(Dataset rows)
§ §
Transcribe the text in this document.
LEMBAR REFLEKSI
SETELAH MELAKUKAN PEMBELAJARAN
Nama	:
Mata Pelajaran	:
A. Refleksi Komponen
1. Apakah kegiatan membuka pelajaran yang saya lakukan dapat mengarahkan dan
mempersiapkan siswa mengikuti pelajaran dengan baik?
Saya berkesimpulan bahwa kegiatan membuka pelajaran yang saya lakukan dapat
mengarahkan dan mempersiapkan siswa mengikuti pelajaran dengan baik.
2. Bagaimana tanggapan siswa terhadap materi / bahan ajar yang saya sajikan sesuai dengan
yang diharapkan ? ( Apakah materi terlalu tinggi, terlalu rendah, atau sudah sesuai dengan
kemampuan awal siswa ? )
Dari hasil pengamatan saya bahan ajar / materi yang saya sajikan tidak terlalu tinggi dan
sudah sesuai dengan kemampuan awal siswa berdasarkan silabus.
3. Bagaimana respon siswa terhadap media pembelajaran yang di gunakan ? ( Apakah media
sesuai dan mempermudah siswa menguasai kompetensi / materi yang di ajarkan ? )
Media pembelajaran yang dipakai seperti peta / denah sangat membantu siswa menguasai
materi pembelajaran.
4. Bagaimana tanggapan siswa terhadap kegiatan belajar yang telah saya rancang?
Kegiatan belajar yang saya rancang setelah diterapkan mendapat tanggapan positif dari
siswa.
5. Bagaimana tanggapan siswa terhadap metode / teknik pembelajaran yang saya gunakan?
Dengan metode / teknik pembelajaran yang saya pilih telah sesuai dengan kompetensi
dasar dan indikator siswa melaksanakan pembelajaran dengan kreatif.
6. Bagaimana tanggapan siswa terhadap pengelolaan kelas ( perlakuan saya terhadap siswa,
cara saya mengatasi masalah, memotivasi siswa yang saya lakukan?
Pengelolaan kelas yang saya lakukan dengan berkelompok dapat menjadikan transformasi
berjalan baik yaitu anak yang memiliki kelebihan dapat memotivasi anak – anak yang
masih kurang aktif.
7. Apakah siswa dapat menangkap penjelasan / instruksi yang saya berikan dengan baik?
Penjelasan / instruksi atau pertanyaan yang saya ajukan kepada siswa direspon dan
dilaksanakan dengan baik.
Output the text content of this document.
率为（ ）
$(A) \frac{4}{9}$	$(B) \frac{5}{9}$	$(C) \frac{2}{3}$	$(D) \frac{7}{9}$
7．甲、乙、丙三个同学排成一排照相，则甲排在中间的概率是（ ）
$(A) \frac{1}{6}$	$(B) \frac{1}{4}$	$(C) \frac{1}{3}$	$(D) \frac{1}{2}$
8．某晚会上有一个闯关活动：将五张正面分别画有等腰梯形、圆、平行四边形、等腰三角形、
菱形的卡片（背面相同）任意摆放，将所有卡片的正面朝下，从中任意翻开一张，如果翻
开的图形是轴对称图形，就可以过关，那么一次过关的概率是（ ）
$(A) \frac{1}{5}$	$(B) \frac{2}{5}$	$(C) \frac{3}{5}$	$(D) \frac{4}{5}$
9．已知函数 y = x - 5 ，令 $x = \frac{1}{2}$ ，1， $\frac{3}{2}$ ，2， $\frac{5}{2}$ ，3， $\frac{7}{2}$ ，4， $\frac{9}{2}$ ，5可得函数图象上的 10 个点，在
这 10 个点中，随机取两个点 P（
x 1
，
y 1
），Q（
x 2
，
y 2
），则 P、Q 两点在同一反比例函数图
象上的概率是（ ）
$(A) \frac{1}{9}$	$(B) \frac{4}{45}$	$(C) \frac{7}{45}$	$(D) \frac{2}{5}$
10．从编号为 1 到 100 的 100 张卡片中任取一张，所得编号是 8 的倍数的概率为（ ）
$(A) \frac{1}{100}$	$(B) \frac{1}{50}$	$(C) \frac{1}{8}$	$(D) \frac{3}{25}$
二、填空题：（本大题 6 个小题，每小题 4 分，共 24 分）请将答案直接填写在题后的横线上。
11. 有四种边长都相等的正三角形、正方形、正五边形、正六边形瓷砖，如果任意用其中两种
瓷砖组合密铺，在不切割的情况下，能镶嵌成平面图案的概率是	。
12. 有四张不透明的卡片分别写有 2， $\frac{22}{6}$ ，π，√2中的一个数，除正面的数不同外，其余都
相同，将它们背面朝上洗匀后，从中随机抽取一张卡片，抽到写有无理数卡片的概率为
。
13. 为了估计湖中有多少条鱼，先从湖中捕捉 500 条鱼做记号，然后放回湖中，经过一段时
§ §
■ **SHORT TASK**:
Give the listing above again, word for word.

■ **SOLUTION**:
Transcribe the text in this document.
LEMBAR REFLEKSI
SETELAH MELAKUKAN PEMBELAJARAN
Nama	:
Mata Pelajaran	:
A. Refleksi Komponen
1. Apakah kegiatan membuka pelajaran yang saya lakukan dapat mengarahkan dan
mempersiapkan siswa mengikuti pelajaran dengan baik?
Saya berkesimpulan bahwa kegiatan membuka pelajaran yang saya lakukan dapat
mengarahkan dan mempersiapkan siswa mengikuti pelajaran dengan baik.
2. Bagaimana tanggapan siswa terhadap materi / bahan ajar yang saya sajikan sesuai dengan
yang diharapkan ? ( Apakah materi terlalu tinggi, terlalu rendah, atau sudah sesuai dengan
kemampuan awal siswa ? )
Dari hasil pengamatan saya bahan ajar / materi yang saya sajikan tidak terlalu tinggi dan
sudah sesuai dengan kemampuan awal siswa berdasarkan silabus.
3. Bagaimana respon siswa terhadap media pembelajaran yang di gunakan ? ( Apakah media
sesuai dan mempermudah siswa menguasai kompetensi / materi yang di ajarkan ? )
Media pembelajaran yang dipakai seperti peta / denah sangat membantu siswa menguasai
materi pembelajaran.
4. Bagaimana tanggapan siswa terhadap kegiatan belajar yang telah saya rancang?
Kegiatan belajar yang saya rancang setelah diterapkan mendapat tanggapan positif dari
siswa.
5. Bagaimana tanggapan siswa terhadap metode / teknik pembelajaran yang saya gunakan?
Dengan metode / teknik pembelajaran yang saya pilih telah sesuai dengan kompetensi
dasar dan indikator siswa melaksanakan pembelajaran dengan kreatif.
6. Bagaimana tanggapan siswa terhadap pengelolaan kelas ( perlakuan saya terhadap siswa,
cara saya mengatasi masalah, memotivasi siswa yang saya lakukan?
Pengelolaan kelas yang saya lakukan dengan berkelompok dapat menjadikan transformasi
berjalan baik yaitu anak yang memiliki kelebihan dapat memotivasi anak – anak yang
masih kurang aktif.
7. Apakah siswa dapat menangkap penjelasan / instruksi yang saya berikan dengan baik?
Penjelasan / instruksi atau pertanyaan yang saya ajukan kepada siswa direspon dan
dilaksanakan dengan baik.
Output the text content of this document.
率为（ ）
$(A) \frac{4}{9}$	$(B) \frac{5}{9}$	$(C) \frac{2}{3}$	$(D) \frac{7}{9}$
7．甲、乙、丙三个同学排成一排照相，则甲排在中间的概率是（ ）
$(A) \frac{1}{6}$	$(B) \frac{1}{4}$	$(C) \frac{1}{3}$	$(D) \frac{1}{2}$
8．某晚会上有一个闯关活动：将五张正面分别画有等腰梯形、圆、平行四边形、等腰三角形、
菱形的卡片（背面相同）任意摆放，将所有卡片的正面朝下，从中任意翻开一张，如果翻
开的图形是轴对称图形，就可以过关，那么一次过关的概率是（ ）
$(A) \frac{1}{5}$	$(B) \frac{2}{5}$	$(C) \frac{3}{5}$	$(D) \frac{4}{5}$
9．已知函数 y = x - 5 ，令 $x = \frac{1}{2}$ ，1， $\frac{3}{2}$ ，2， $\frac{5}{2}$ ，3， $\frac{7}{2}$ ，4， $\frac{9}{2}$ ，5可得函数图象上的 10 个点，在
这 10 个点中，随机取两个点 P（
x 1
，
y 1
），Q（
x 2
，
y 2
），则 P、Q 两点在同一反比例函数图
象上的概率是（ ）
$(A) \frac{1}{9}$	$(B) \frac{4}{45}$	$(C) \frac{7}{45}$	$(D) \frac{2}{5}$
10．从编号为 1 到 100 的 100 张卡片中任取一张，所得编号是 8 的倍数的概率为（ ）
$(A) \frac{1}{100}$	$(B) \frac{1}{50}$	$(C) \frac{1}{8}$	$(D) \frac{3}{25}$
二、填空题：（本大题 6 个小题，每小题 4 分，共 24 分）请将答案直接填写在题后的横线上。
11. 有四种边长都相等的正三角形、正方形、正五边形、正六边形瓷砖，如果任意用其中两种
瓷砖组合密铺，在不切割的情况下，能镶嵌成平面图案的概率是	。
12. 有四张不透明的卡片分别写有 2， $\frac{22}{6}$ ，π，√2中的一个数，除正面的数不同外，其余都
相同，将它们背面朝上洗匀后，从中随机抽取一张卡片，抽到写有无理数卡片的概率为
。
13. 为了估计湖中有多少条鱼，先从湖中捕捉 500 条鱼做记号，然后放回湖中，经过一段时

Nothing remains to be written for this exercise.